TASK OBJECTIVE: Reproduce each line of the material precisely.

____ DATA FOR THIS EXERCISE

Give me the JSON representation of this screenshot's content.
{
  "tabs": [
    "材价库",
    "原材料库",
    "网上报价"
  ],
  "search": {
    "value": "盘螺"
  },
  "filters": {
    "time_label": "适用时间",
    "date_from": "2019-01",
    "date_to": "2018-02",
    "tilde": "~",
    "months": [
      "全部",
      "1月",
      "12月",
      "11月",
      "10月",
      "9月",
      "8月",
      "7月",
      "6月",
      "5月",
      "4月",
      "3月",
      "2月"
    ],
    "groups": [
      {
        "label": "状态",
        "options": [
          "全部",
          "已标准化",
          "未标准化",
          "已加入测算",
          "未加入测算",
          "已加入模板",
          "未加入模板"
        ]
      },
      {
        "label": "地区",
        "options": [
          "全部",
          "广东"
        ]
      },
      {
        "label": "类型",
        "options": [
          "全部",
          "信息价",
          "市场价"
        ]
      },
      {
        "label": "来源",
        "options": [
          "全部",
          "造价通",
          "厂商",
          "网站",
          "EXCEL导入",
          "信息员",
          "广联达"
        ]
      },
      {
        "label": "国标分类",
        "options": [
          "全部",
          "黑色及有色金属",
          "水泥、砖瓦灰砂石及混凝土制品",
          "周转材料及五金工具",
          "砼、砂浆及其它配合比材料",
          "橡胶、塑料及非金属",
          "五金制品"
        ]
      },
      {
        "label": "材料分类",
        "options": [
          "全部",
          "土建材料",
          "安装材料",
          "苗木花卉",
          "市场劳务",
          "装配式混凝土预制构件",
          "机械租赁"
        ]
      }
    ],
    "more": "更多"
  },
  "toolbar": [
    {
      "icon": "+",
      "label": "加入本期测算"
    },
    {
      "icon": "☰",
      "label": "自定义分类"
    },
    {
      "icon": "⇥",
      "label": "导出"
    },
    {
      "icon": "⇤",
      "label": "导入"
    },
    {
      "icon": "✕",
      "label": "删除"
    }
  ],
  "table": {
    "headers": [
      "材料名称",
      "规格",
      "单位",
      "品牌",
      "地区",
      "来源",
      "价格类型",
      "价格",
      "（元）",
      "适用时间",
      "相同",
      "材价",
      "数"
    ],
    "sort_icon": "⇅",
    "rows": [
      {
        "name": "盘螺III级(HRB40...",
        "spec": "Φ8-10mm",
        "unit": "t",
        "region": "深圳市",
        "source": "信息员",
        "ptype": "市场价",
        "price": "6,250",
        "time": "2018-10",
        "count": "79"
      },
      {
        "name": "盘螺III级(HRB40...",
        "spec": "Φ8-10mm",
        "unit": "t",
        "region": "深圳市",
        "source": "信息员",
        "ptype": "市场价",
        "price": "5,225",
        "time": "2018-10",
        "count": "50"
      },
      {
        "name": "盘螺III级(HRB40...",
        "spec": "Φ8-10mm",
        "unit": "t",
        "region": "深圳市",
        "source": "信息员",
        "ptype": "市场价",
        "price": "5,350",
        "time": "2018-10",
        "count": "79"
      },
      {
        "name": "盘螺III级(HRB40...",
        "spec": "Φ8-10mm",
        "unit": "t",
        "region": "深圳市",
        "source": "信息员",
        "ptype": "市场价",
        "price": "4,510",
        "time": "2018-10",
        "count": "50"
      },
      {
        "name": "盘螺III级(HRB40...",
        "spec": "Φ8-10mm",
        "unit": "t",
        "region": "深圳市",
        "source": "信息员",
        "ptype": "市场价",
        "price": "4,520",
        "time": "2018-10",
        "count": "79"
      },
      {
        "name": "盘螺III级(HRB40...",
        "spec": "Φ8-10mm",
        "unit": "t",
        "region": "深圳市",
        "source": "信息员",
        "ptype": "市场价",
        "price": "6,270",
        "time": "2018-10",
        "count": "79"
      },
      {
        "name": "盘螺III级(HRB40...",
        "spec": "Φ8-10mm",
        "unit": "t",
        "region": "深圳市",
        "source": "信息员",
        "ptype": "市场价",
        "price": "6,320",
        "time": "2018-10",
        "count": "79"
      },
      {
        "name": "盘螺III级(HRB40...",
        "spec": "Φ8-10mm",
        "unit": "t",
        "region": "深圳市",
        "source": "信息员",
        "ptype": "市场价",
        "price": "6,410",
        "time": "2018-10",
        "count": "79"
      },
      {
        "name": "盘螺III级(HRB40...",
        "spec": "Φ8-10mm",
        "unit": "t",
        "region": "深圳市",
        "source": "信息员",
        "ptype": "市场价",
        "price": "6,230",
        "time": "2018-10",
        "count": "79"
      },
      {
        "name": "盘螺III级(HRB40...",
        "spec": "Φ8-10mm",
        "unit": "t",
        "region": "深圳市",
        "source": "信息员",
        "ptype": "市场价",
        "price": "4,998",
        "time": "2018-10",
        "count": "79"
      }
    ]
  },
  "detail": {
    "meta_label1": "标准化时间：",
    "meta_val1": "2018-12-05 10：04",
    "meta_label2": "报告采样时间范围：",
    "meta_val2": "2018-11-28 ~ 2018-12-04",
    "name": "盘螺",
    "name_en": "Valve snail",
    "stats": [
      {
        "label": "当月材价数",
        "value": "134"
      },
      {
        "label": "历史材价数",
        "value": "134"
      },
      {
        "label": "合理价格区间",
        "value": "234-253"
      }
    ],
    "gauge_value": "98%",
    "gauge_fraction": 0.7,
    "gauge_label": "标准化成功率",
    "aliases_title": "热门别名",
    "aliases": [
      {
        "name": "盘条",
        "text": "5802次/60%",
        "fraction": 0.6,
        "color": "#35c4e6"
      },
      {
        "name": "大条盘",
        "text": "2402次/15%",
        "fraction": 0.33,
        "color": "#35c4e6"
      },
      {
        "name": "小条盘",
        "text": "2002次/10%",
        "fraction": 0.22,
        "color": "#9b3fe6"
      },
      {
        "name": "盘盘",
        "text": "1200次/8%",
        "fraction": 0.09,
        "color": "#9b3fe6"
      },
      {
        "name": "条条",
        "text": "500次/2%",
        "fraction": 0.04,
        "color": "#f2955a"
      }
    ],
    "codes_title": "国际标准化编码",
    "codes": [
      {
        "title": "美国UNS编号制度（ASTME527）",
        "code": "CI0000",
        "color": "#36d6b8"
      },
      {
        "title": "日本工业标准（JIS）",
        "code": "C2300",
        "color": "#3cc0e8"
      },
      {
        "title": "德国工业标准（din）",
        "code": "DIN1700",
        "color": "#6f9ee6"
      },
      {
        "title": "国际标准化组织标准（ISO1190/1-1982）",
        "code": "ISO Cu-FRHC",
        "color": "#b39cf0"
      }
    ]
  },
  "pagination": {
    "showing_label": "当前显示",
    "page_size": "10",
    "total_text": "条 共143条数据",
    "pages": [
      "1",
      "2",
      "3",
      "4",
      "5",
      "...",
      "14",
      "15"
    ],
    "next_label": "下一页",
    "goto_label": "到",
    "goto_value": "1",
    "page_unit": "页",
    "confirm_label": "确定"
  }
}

________

FULL SOLUTION:
Give me the JSON representation of this screenshot's content.
{
  "tabs": [
    "材价库",
    "原材料库",
    "网上报价"
  ],
  "search": {
    "value": "盘螺"
  },
  "filters": {
    "time_label": "适用时间",
    "date_from": "2019-01",
    "date_to": "2018-02",
    "tilde": "~",
    "months": [
      "全部",
      "1月",
      "12月",
      "11月",
      "10月",
      "9月",
      "8月",
      "7月",
      "6月",
      "5月",
      "4月",
      "3月",
      "2月"
    ],
    "groups": [
      {
        "label": "状态",
        "options": [
          "全部",
          "已标准化",
          "未标准化",
          "已加入测算",
          "未加入测算",
          "已加入模板",
          "未加入模板"
        ]
      },
      {
        "label": "地区",
        "options": [
          "全部",
          "广东"
        ]
      },
      {
        "label": "类型",
        "options": [
          "全部",
          "信息价",
          "市场价"
        ]
      },
      {
        "label": "来源",
        "options": [
          "全部",
          "造价通",
          "厂商",
          "网站",
          "EXCEL导入",
          "信息员",
          "广联达"
        ]
      },
      {
        "label": "国标分类",
        "options": [
          "全部",
          "黑色及有色金属",
          "水泥、砖瓦灰砂石及混凝土制品",
          "周转材料及五金工具",
          "砼、砂浆及其它配合比材料",
          "橡胶、塑料及非金属",
          "五金制品"
        ]
      },
      {
        "label": "材料分类",
        "options": [
          "全部",
          "土建材料",
          "安装材料",
          "苗木花卉",
          "市场劳务",
          "装配式混凝土预制构件",
          "机械租赁"
        ]
      }
    ],
    "more": "更多"
  },
  "toolbar": [
    {
      "icon": "+",
      "label": "加入本期测算"
    },
    {
      "icon": "☰",
      "label": "自定义分类"
    },
    {
      "icon": "⇥",
      "label": "导出"
    },
    {
      "icon": "⇤",
      "label": "导入"
    },
    {
      "icon": "✕",
      "label": "删除"
    }
  ],
  "table": {
    "headers": [
      "材料名称",
      "规格",
      "单位",
      "品牌",
      "地区",
      "来源",
      "价格类型",
      "价格",
      "（元）",
      "适用时间",
      "相同",
      "材价",
      "数"
    ],
    "sort_icon": "⇅",
    "rows": [
      {
        "name": "盘螺III级(HRB40...",
        "spec": "Φ8-10mm",
        "unit": "t",
        "region": "深圳市",
        "source": "信息员",
        "ptype": "市场价",
        "price": "6,250",
        "time": "2018-10",
        "count": "79"
      },
      {
        "name": "盘螺III级(HRB40...",
        "spec": "Φ8-10mm",
        "unit": "t",
        "region": "深圳市",
        "source": "信息员",
        "ptype": "市场价",
        "price": "5,225",
        "time": "2018-10",
        "count": "50"
      },
      {
        "name": "盘螺III级(HRB40...",
        "spec": "Φ8-10mm",
        "unit": "t",
        "region": "深圳市",
        "source": "信息员",
        "ptype": "市场价",
        "price": "5,350",
        "time": "2018-10",
        "count": "79"
      },
      {
        "name": "盘螺III级(HRB40...",
        "spec": "Φ8-10mm",
        "unit": "t",
        "region": "深圳市",
        "source": "信息员",
        "ptype": "市场价",
        "price": "4,510",
        "time": "2018-10",
        "count": "50"
      },
      {
        "name": "盘螺III级(HRB40...",
        "spec": "Φ8-10mm",
        "unit": "t",
        "region": "深圳市",
        "source": "信息员",
        "ptype": "市场价",
        "price": "4,520",
        "time": "2018-10",
        "count": "79"
      },
      {
        "name": "盘螺III级(HRB40...",
        "spec": "Φ8-10mm",
        "unit": "t",
        "region": "深圳市",
        "source": "信息员",
        "ptype": "市场价",
        "price": "6,270",
        "time": "2018-10",
        "count": "79"
      },
      {
        "name": "盘螺III级(HRB40...",
        "spec": "Φ8-10mm",
        "unit": "t",
        "region": "深圳市",
        "source": "信息员",
        "ptype": "市场价",
        "price": "6,320",
        "time": "2018-10",
        "count": "79"
      },
      {
        "name": "盘螺III级(HRB40...",
        "spec": "Φ8-10mm",
        "unit": "t",
        "region": "深圳市",
        "source": "信息员",
        "ptype": "市场价",
        "price": "6,410",
        "time": "2018-10",
        "count": "79"
      },
      {
        "name": "盘螺III级(HRB40...",
        "spec": "Φ8-10mm",
        "unit": "t",
        "region": "深圳市",
        "source": "信息员",
        "ptype": "市场价",
        "price": "6,230",
        "time": "2018-10",
        "count": "79"
      },
      {
        "name": "盘螺III级(HRB40...",
        "spec": "Φ8-10mm",
        "unit": "t",
        "region": "深圳市",
        "source": "信息员",
        "ptype": "市场价",
        "price": "4,998",
        "time": "2018-10",
        "count": "79"
      }
    ]
  },
  "detail": {
    "meta_label1": "标准化时间：",
    "meta_val1": "2018-12-05 10：04",
    "meta_label2": "报告采样时间范围：",
    "meta_val2": "2018-11-28 ~ 2018-12-04",
    "name": "盘螺",
    "name_en": "Valve snail",
    "stats": [
      {
        "label": "当月材价数",
        "value": "134"
      },
      {
        "label": "历史材价数",
        "value": "134"
      },
      {
        "label": "合理价格区间",
        "value": "234-253"
      }
    ],
    "gauge_value": "98%",
    "gauge_fraction": 0.7,
    "gauge_label": "标准化成功率",
    "aliases_title": "热门别名",
    "aliases": [
      {
        "name": "盘条",
        "text": "5802次/60%",
        "fraction": 0.6,
        "color": "#35c4e6"
      },
      {
        "name": "大条盘",
        "text": "2402次/15%",
        "fraction": 0.33,
        "color": "#35c4e6"
      },
      {
        "name": "小条盘",
        "text": "2002次/10%",
        "fraction": 0.22,
        "color": "#9b3fe6"
      },
      {
        "name": "盘盘",
        "text": "1200次/8%",
        "fraction": 0.09,
        "color": "#9b3fe6"
      },
      {
        "name": "条条",
        "text": "500次/2%",
        "fraction": 0.04,
        "color": "#f2955a"
      }
    ],
    "codes_title": "国际标准化编码",
    "codes": [
      {
        "title": "美国UNS编号制度（ASTME527）",
        "code": "CI0000",
        "color": "#36d6b8"
      },
      {
        "title": "日本工业标准（JIS）",
        "code": "C2300",
        "color": "#3cc0e8"
      },
      {
        "title": "德国工业标准（din）",
        "code": "DIN1700",
        "color": "#6f9ee6"
      },
      {
        "title": "国际标准化组织标准（ISO1190/1-1982）",
        "code": "ISO Cu-FRHC",
        "color": "#b39cf0"
      }
    ]
  },
  "pagination": {
    "showing_label": "当前显示",
    "page_size": "10",
    "total_text": "条 共143条数据",
    "pages": [
      "1",
      "2",
      "3",
      "4",
      "5",
      "...",
      "14",
      "15"
    ],
    "next_label": "下一页",
    "goto_label": "到",
    "goto_value": "1",
    "page_unit": "页",
    "confirm_label": "确定"
  }
}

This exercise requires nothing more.